# WHAT THE TASK ASKS
All material below is to be reproduced exactly.

--- Start ---

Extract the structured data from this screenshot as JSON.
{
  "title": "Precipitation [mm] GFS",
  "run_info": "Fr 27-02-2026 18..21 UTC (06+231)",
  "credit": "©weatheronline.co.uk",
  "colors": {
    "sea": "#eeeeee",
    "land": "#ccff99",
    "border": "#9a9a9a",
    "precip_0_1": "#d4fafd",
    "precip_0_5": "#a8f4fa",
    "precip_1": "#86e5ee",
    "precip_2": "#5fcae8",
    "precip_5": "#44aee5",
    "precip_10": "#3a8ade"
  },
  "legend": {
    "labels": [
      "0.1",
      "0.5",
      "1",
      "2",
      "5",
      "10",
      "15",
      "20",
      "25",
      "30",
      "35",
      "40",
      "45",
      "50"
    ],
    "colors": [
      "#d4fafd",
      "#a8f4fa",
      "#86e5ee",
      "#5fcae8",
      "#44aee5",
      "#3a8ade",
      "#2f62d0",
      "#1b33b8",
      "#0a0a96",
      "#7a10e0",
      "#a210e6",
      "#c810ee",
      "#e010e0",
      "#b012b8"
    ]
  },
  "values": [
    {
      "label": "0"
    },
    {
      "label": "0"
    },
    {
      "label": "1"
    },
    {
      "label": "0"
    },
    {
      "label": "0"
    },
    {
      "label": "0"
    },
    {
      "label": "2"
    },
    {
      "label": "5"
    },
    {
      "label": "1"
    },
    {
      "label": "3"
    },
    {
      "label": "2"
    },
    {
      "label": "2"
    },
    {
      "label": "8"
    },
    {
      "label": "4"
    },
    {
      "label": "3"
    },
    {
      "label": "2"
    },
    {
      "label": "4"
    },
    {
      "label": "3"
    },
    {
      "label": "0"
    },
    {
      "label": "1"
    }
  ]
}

--- End ---

# FINAL RESULT
Extract the structured data from this screenshot as JSON.
{
  "title": "Precipitation [mm] GFS",
  "run_info": "Fr 27-02-2026 18..21 UTC (06+231)",
  "credit": "©weatheronline.co.uk",
  "colors": {
    "sea": "#eeeeee",
    "land": "#ccff99",
    "border": "#9a9a9a",
    "precip_0_1": "#d4fafd",
    "precip_0_5": "#a8f4fa",
    "precip_1": "#86e5ee",
    "precip_2": "#5fcae8",
    "precip_5": "#44aee5",
    "precip_10": "#3a8ade"
  },
  "legend": {
    "labels": [
      "0.1",
      "0.5",
      "1",
      "2",
      "5",
      "10",
      "15",
      "20",
      "25",
      "30",
      "35",
      "40",
      "45",
      "50"
    ],
    "colors": [
      "#d4fafd",
      "#a8f4fa",
      "#86e5ee",
      "#5fcae8",
      "#44aee5",
      "#3a8ade",
      "#2f62d0",
      "#1b33b8",
      "#0a0a96",
      "#7a10e0",
      "#a210e6",
      "#c810ee",
      "#e010e0",
      "#b012b8"
    ]
  },
  "values": [
    {
      "label": "0"
    },
    {
      "label": "0"
    },
    {
      "label": "1"
    },
    {
      "label": "0"
    },
    {
      "label": "0"
    },
    {
      "label": "0"
    },
    {
      "label": "2"
    },
    {
      "label": "5"
    },
    {
      "label": "1"
    },
    {
      "label": "3"
    },
    {
      "label": "2"
    },
    {
      "label": "2"
    },
    {
      "label": "8"
    },
    {
      "label": "4"
    },
    {
      "label": "3"
    },
    {
      "label": "2"
    },
    {
      "label": "4"
    },
    {
      "label": "3"
    },
    {
      "label": "0"
    },
    {
      "label": "1"
    }
  ]
}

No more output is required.